[Source data]
*-*-*
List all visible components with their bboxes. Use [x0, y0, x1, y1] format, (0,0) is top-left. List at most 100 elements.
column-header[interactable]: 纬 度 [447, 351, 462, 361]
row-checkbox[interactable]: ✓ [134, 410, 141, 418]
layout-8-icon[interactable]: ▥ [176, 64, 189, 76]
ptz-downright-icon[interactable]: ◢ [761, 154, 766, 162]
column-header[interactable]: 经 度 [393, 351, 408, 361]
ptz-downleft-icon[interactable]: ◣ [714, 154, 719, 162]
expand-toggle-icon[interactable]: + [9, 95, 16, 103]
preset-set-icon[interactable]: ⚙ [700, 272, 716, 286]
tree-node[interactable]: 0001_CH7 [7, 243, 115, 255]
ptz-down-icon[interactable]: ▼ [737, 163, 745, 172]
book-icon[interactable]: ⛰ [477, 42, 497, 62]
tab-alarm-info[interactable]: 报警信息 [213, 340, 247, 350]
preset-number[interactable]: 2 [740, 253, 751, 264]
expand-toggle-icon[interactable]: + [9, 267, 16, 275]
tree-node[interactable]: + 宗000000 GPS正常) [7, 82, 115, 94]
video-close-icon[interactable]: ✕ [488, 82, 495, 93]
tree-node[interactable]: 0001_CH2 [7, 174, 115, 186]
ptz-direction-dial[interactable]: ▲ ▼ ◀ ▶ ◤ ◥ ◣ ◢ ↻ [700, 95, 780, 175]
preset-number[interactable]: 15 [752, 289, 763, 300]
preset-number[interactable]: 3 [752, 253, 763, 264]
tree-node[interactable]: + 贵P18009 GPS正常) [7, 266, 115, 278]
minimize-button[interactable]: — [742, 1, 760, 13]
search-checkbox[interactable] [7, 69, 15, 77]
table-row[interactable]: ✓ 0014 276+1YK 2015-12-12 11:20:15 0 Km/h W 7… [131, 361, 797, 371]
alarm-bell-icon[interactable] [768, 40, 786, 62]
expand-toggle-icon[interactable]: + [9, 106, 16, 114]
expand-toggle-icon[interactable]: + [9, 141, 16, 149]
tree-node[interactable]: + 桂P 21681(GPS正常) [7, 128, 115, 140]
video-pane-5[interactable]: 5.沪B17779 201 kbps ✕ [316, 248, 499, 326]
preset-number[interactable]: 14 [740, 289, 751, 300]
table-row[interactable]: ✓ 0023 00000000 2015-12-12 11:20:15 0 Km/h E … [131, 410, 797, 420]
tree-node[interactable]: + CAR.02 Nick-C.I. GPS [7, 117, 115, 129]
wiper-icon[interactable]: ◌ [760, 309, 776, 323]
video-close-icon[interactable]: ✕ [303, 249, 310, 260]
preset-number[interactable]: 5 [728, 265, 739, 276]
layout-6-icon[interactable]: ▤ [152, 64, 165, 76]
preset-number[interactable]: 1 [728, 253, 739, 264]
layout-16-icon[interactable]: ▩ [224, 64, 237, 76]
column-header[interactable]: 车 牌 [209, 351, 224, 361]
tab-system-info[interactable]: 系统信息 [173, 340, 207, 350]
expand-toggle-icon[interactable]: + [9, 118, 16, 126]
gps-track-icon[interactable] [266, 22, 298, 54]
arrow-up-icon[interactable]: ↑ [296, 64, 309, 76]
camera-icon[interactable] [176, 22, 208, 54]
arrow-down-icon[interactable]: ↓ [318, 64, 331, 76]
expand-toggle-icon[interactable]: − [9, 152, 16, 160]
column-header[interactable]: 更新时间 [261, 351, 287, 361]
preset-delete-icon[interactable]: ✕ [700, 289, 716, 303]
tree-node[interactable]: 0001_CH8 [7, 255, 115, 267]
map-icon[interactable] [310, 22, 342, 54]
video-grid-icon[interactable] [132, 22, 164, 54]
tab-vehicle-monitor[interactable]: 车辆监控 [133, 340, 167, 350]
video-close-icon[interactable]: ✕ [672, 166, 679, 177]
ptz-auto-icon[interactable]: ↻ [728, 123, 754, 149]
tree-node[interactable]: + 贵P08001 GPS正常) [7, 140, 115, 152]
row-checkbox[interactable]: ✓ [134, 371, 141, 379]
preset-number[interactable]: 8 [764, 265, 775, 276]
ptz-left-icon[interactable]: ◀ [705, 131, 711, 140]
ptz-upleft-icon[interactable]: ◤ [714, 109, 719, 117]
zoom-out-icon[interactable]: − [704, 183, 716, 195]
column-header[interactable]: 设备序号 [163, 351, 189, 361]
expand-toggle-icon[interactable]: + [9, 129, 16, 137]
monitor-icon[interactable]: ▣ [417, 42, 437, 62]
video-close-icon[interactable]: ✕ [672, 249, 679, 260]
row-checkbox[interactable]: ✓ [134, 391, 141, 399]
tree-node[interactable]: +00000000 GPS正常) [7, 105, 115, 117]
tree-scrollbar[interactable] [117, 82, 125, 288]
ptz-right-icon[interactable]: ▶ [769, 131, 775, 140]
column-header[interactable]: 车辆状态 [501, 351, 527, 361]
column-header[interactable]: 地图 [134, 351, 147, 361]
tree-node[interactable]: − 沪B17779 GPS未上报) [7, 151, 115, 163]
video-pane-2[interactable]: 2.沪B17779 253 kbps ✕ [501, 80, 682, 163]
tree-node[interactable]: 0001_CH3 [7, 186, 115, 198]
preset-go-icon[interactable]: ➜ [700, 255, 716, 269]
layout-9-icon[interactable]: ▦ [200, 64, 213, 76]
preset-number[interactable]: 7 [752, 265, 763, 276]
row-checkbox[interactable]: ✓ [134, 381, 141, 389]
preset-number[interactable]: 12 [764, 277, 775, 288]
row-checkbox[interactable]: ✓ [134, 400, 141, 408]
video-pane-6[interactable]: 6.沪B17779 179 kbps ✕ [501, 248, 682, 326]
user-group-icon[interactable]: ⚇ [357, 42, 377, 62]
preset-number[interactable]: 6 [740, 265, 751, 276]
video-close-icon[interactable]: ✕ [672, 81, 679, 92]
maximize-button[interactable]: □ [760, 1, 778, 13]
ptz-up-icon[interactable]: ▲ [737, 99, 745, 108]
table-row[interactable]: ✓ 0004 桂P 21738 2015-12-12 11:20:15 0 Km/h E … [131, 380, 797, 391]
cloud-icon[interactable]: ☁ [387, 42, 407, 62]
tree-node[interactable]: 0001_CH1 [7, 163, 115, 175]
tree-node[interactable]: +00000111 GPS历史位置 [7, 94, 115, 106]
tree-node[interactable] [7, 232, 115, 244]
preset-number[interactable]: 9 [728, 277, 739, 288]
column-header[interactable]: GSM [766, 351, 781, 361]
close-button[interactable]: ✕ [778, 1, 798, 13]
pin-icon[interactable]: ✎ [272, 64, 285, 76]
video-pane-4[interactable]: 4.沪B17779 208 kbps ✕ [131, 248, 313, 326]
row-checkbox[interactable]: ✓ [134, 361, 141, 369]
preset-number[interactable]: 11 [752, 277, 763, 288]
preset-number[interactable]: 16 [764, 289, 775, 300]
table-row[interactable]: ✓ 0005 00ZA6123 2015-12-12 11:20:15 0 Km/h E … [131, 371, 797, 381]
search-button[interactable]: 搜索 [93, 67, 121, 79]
*-*-*
* [WHAT YOU NEED TO DO]:
Rewrite the material above, substituting "device-node" for every occurrence of "tree-node" and leaving everything else unchanged.

* [IN RESPONSE]:
List all visible components with their bboxes. Use [x0, y0, x1, y1] format, (0,0) is top-left. List at most 100 elements.
column-header[interactable]: 纬 度 [447, 351, 462, 361]
row-checkbox[interactable]: ✓ [134, 410, 141, 418]
layout-8-icon[interactable]: ▥ [176, 64, 189, 76]
ptz-downright-icon[interactable]: ◢ [761, 154, 766, 162]
column-header[interactable]: 经 度 [393, 351, 408, 361]
ptz-downleft-icon[interactable]: ◣ [714, 154, 719, 162]
expand-toggle-icon[interactable]: + [9, 95, 16, 103]
preset-set-icon[interactable]: ⚙ [700, 272, 716, 286]
device-node[interactable]: 0001_CH7 [7, 243, 115, 255]
ptz-down-icon[interactable]: ▼ [737, 163, 745, 172]
book-icon[interactable]: ⛰ [477, 42, 497, 62]
tab-alarm-info[interactable]: 报警信息 [213, 340, 247, 350]
preset-number[interactable]: 2 [740, 253, 751, 264]
expand-toggle-icon[interactable]: + [9, 267, 16, 275]
device-node[interactable]: + 宗000000 GPS正常) [7, 82, 115, 94]
video-close-icon[interactable]: ✕ [488, 82, 495, 93]
device-node[interactable]: 0001_CH2 [7, 174, 115, 186]
ptz-direction-dial[interactable]: ▲ ▼ ◀ ▶ ◤ ◥ ◣ ◢ ↻ [700, 95, 780, 175]
preset-number[interactable]: 15 [752, 289, 763, 300]
preset-number[interactable]: 3 [752, 253, 763, 264]
device-node[interactable]: + 贵P18009 GPS正常) [7, 266, 115, 278]
minimize-button[interactable]: — [742, 1, 760, 13]
search-checkbox[interactable] [7, 69, 15, 77]
table-row[interactable]: ✓ 0014 276+1YK 2015-12-12 11:20:15 0 Km/h W 7… [131, 361, 797, 371]
alarm-bell-icon[interactable] [768, 40, 786, 62]
expand-toggle-icon[interactable]: + [9, 106, 16, 114]
expand-toggle-icon[interactable]: + [9, 141, 16, 149]
device-node[interactable]: + 桂P 21681(GPS正常) [7, 128, 115, 140]
video-pane-5[interactable]: 5.沪B17779 201 kbps ✕ [316, 248, 499, 326]
preset-number[interactable]: 14 [740, 289, 751, 300]
table-row[interactable]: ✓ 0023 00000000 2015-12-12 11:20:15 0 Km/h E … [131, 410, 797, 420]
device-node[interactable]: + CAR.02 Nick-C.I. GPS [7, 117, 115, 129]
wiper-icon[interactable]: ◌ [760, 309, 776, 323]
video-close-icon[interactable]: ✕ [303, 249, 310, 260]
preset-number[interactable]: 5 [728, 265, 739, 276]
layout-6-icon[interactable]: ▤ [152, 64, 165, 76]
preset-number[interactable]: 1 [728, 253, 739, 264]
layout-16-icon[interactable]: ▩ [224, 64, 237, 76]
column-header[interactable]: 车 牌 [209, 351, 224, 361]
tab-system-info[interactable]: 系统信息 [173, 340, 207, 350]
expand-toggle-icon[interactable]: + [9, 118, 16, 126]
gps-track-icon[interactable] [266, 22, 298, 54]
arrow-up-icon[interactable]: ↑ [296, 64, 309, 76]
camera-icon[interactable] [176, 22, 208, 54]
arrow-down-icon[interactable]: ↓ [318, 64, 331, 76]
expand-toggle-icon[interactable]: − [9, 152, 16, 160]
column-header[interactable]: 更新时间 [261, 351, 287, 361]
preset-delete-icon[interactable]: ✕ [700, 289, 716, 303]
device-node[interactable]: 0001_CH8 [7, 255, 115, 267]
map-icon[interactable] [310, 22, 342, 54]
video-grid-icon[interactable] [132, 22, 164, 54]
tab-vehicle-monitor[interactable]: 车辆监控 [133, 340, 167, 350]
video-close-icon[interactable]: ✕ [672, 166, 679, 177]
ptz-auto-icon[interactable]: ↻ [728, 123, 754, 149]
device-node[interactable]: + 贵P08001 GPS正常) [7, 140, 115, 152]
row-checkbox[interactable]: ✓ [134, 371, 141, 379]
preset-number[interactable]: 8 [764, 265, 775, 276]
ptz-left-icon[interactable]: ◀ [705, 131, 711, 140]
ptz-upleft-icon[interactable]: ◤ [714, 109, 719, 117]
zoom-out-icon[interactable]: − [704, 183, 716, 195]
column-header[interactable]: 设备序号 [163, 351, 189, 361]
expand-toggle-icon[interactable]: + [9, 129, 16, 137]
monitor-icon[interactable]: ▣ [417, 42, 437, 62]
video-close-icon[interactable]: ✕ [672, 249, 679, 260]
row-checkbox[interactable]: ✓ [134, 391, 141, 399]
device-node[interactable]: +00000000 GPS正常) [7, 105, 115, 117]
tree-scrollbar[interactable] [117, 82, 125, 288]
ptz-right-icon[interactable]: ▶ [769, 131, 775, 140]
column-header[interactable]: 车辆状态 [501, 351, 527, 361]
column-header[interactable]: 地图 [134, 351, 147, 361]
device-node[interactable]: − 沪B17779 GPS未上报) [7, 151, 115, 163]
video-pane-2[interactable]: 2.沪B17779 253 kbps ✕ [501, 80, 682, 163]
device-node[interactable]: 0001_CH3 [7, 186, 115, 198]
preset-go-icon[interactable]: ➜ [700, 255, 716, 269]
layout-9-icon[interactable]: ▦ [200, 64, 213, 76]
preset-number[interactable]: 7 [752, 265, 763, 276]
row-checkbox[interactable]: ✓ [134, 381, 141, 389]
preset-number[interactable]: 12 [764, 277, 775, 288]
row-checkbox[interactable]: ✓ [134, 400, 141, 408]
video-pane-6[interactable]: 6.沪B17779 179 kbps ✕ [501, 248, 682, 326]
user-group-icon[interactable]: ⚇ [357, 42, 377, 62]
preset-number[interactable]: 6 [740, 265, 751, 276]
video-close-icon[interactable]: ✕ [672, 81, 679, 92]
maximize-button[interactable]: □ [760, 1, 778, 13]
ptz-up-icon[interactable]: ▲ [737, 99, 745, 108]
table-row[interactable]: ✓ 0004 桂P 21738 2015-12-12 11:20:15 0 Km/h E … [131, 380, 797, 391]
cloud-icon[interactable]: ☁ [387, 42, 407, 62]
device-node[interactable]: 0001_CH1 [7, 163, 115, 175]
device-node[interactable]: +00000111 GPS历史位置 [7, 94, 115, 106]
device-node[interactable] [7, 232, 115, 244]
preset-number[interactable]: 9 [728, 277, 739, 288]
column-header[interactable]: GSM [766, 351, 781, 361]
close-button[interactable]: ✕ [778, 1, 798, 13]
pin-icon[interactable]: ✎ [272, 64, 285, 76]
video-pane-4[interactable]: 4.沪B17779 208 kbps ✕ [131, 248, 313, 326]
row-checkbox[interactable]: ✓ [134, 361, 141, 369]
preset-number[interactable]: 11 [752, 277, 763, 288]
preset-number[interactable]: 16 [764, 289, 775, 300]
table-row[interactable]: ✓ 0005 00ZA6123 2015-12-12 11:20:15 0 Km/h E … [131, 371, 797, 381]
search-button[interactable]: 搜索 [93, 67, 121, 79]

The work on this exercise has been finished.